» **Goal**: Transcribe each of the records below exactly, excluding all pictures.

» **Material shown**:
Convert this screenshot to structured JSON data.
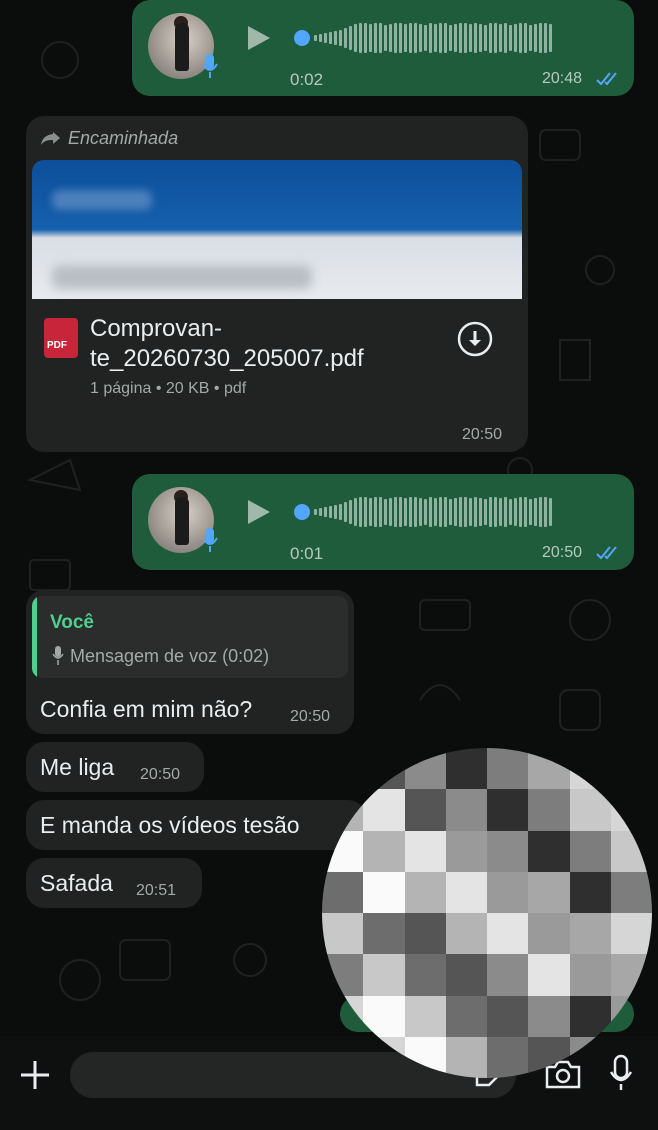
{
  "voice1": {
    "duration": "0:02",
    "time": "20:48"
  },
  "document": {
    "forwarded_label": "Encaminhada",
    "filename_line1": "Comprovan-",
    "filename_line2": "te_20260730_205007.pdf",
    "file_meta": "1 página • 20 KB • pdf",
    "pdf_badge": "PDF",
    "time": "20:50"
  },
  "voice2": {
    "duration": "0:01",
    "time": "20:50"
  },
  "reply": {
    "quote_author": "Você",
    "quote_text": "Mensagem de voz (0:02)",
    "text": "Confia em mim não?",
    "time": "20:50"
  },
  "messages": [
    {
      "text": "Me liga",
      "time": "20:50"
    },
    {
      "text": "E manda os vídeos tesão",
      "time": ""
    },
    {
      "text": "Safada",
      "time": "20:51"
    }
  ],
  "colors": {
    "outgoing": "#1f5c3b",
    "incoming": "#202322",
    "read_ticks": "#53a6ff",
    "quote_accent": "#4fcf8f"
  },
  "icons": [
    "play-icon",
    "mic-icon",
    "download-icon",
    "forward-icon",
    "plus-icon",
    "camera-icon",
    "sticker-icon"
  ]
}
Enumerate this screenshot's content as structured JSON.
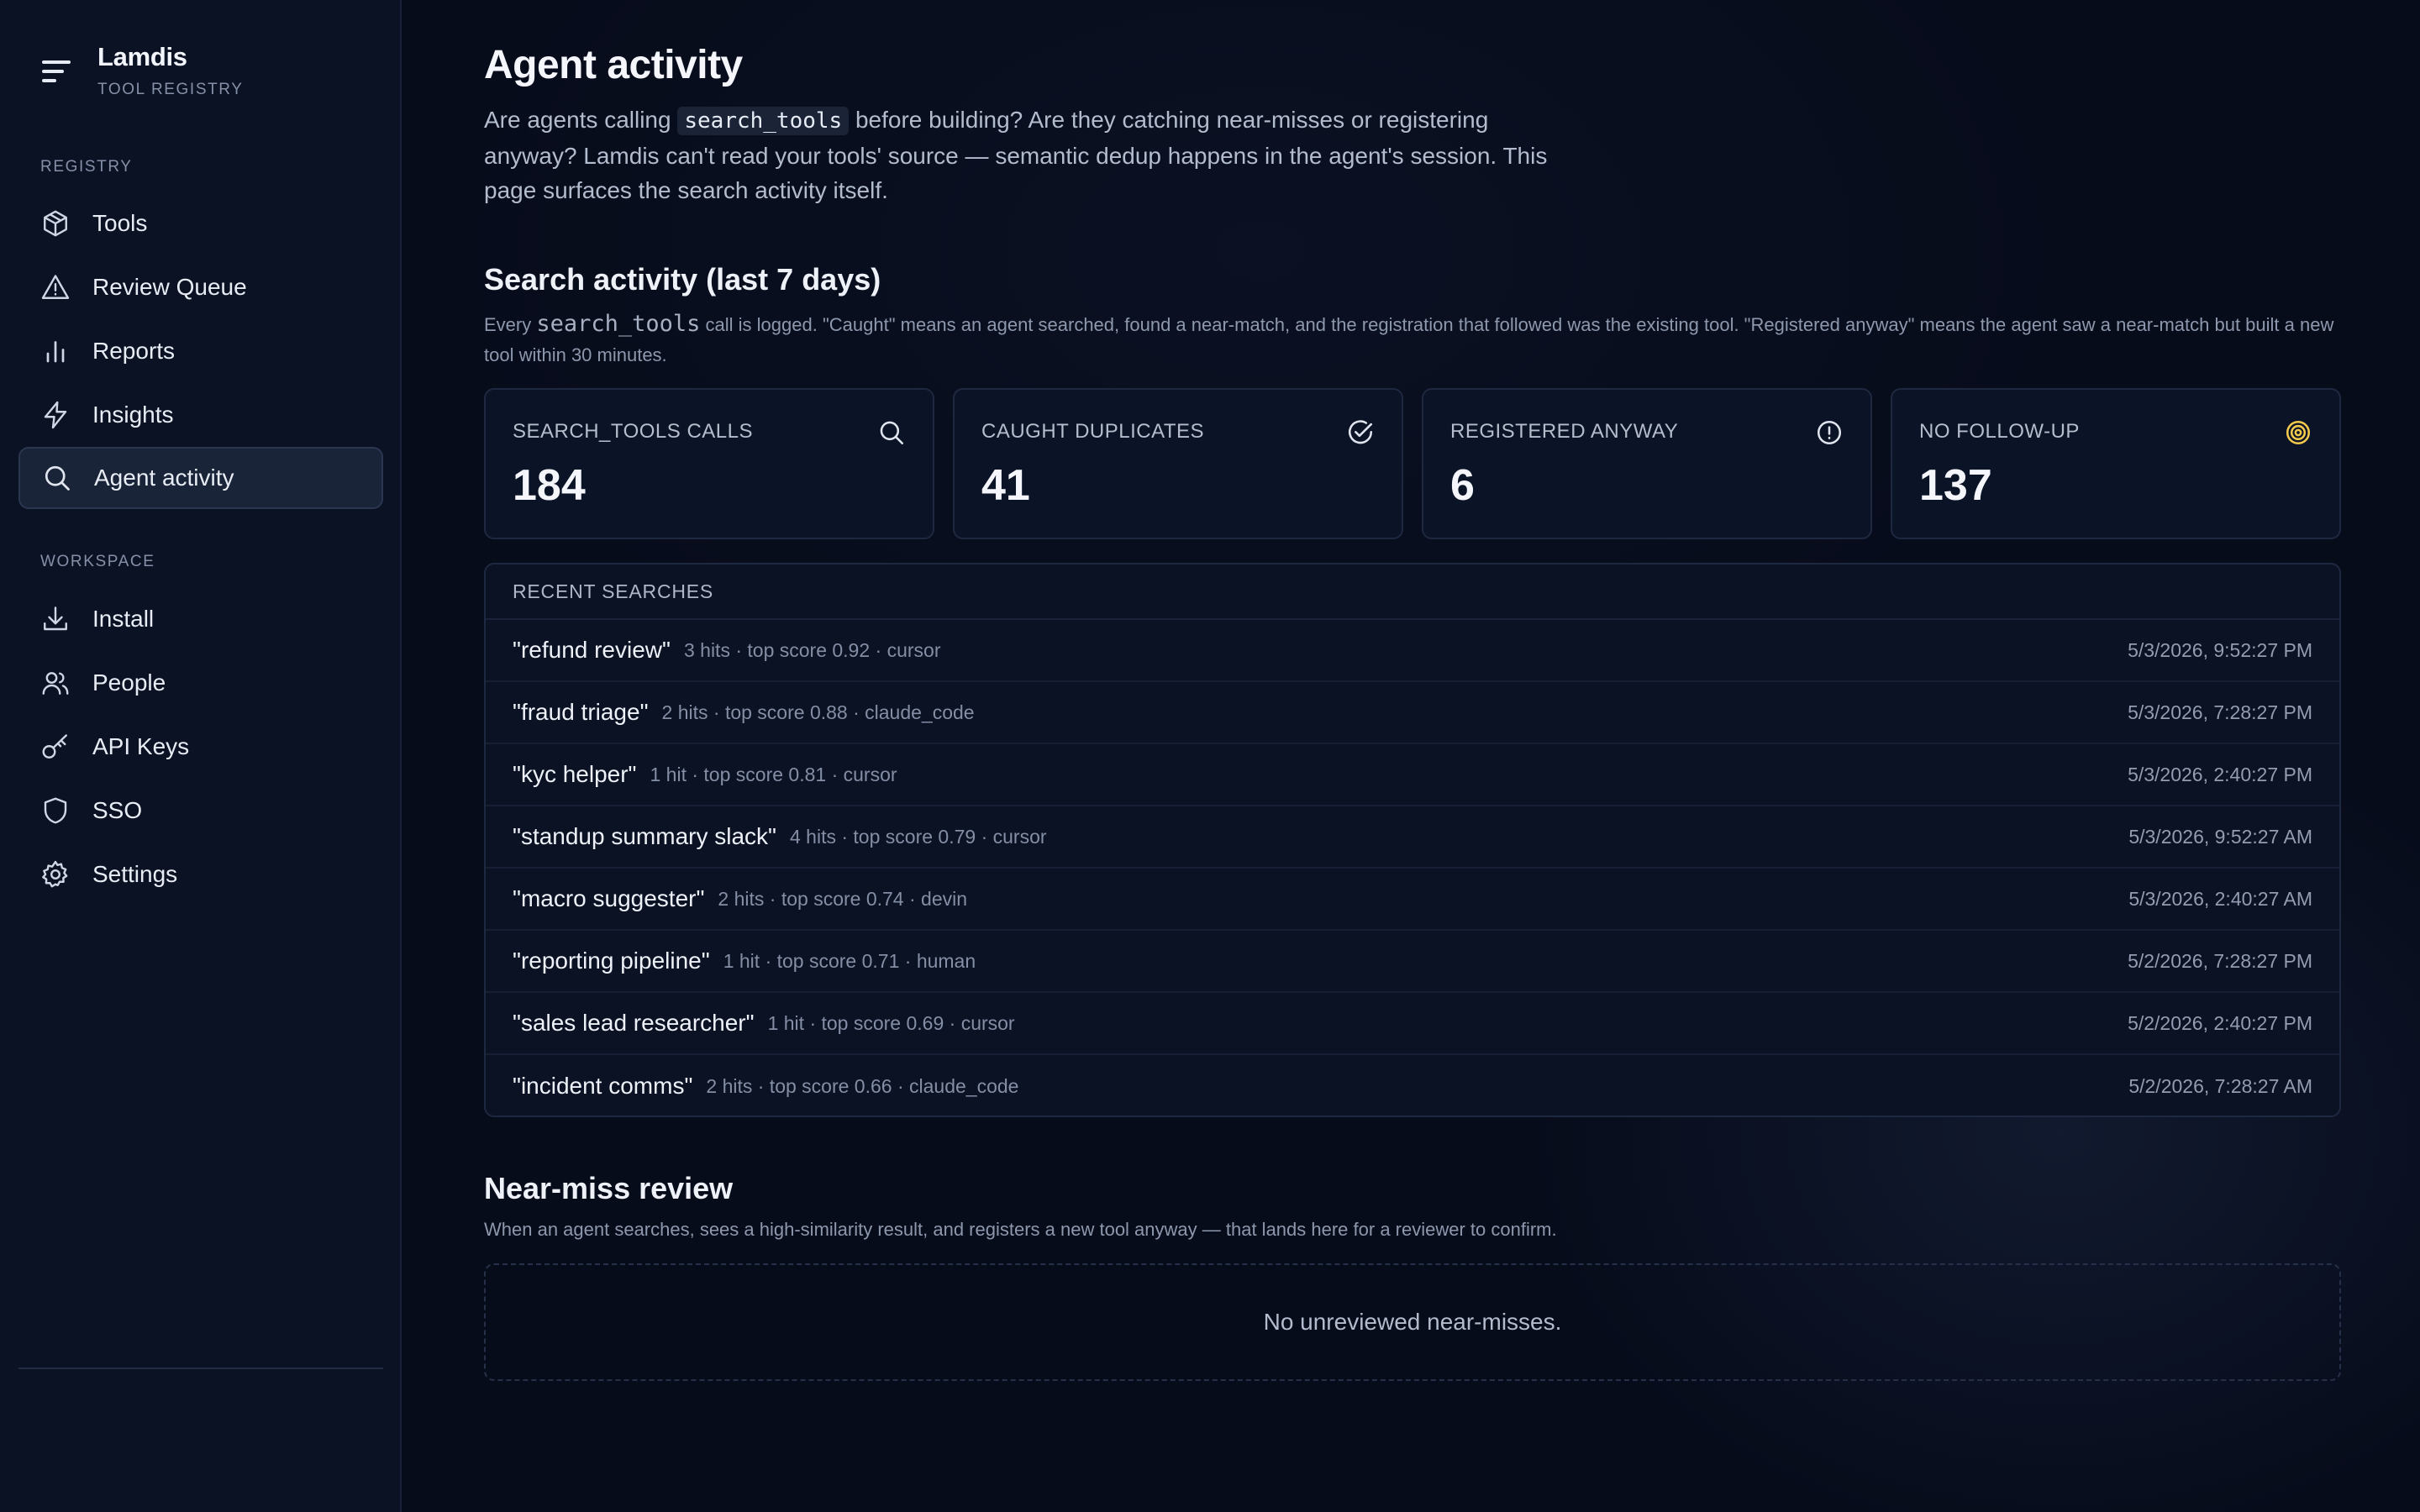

» **Final result**:
Convert this screenshot to structured JSON data.
{
  "voice1": {
    "duration": "0:02",
    "time": "20:48"
  },
  "document": {
    "forwarded_label": "Encaminhada",
    "filename_line1": "Comprovan-",
    "filename_line2": "te_20260730_205007.pdf",
    "file_meta": "1 página • 20 KB • pdf",
    "pdf_badge": "PDF",
    "time": "20:50"
  },
  "voice2": {
    "duration": "0:01",
    "time": "20:50"
  },
  "reply": {
    "quote_author": "Você",
    "quote_text": "Mensagem de voz (0:02)",
    "text": "Confia em mim não?",
    "time": "20:50"
  },
  "messages": [
    {
      "text": "Me liga",
      "time": "20:50"
    },
    {
      "text": "E manda os vídeos tesão",
      "time": ""
    },
    {
      "text": "Safada",
      "time": "20:51"
    }
  ],
  "colors": {
    "outgoing": "#1f5c3b",
    "incoming": "#202322",
    "read_ticks": "#53a6ff",
    "quote_accent": "#4fcf8f"
  },
  "icons": [
    "play-icon",
    "mic-icon",
    "download-icon",
    "forward-icon",
    "plus-icon",
    "camera-icon",
    "sticker-icon"
  ]
}
Enumerate this screenshot's content as structured JSON.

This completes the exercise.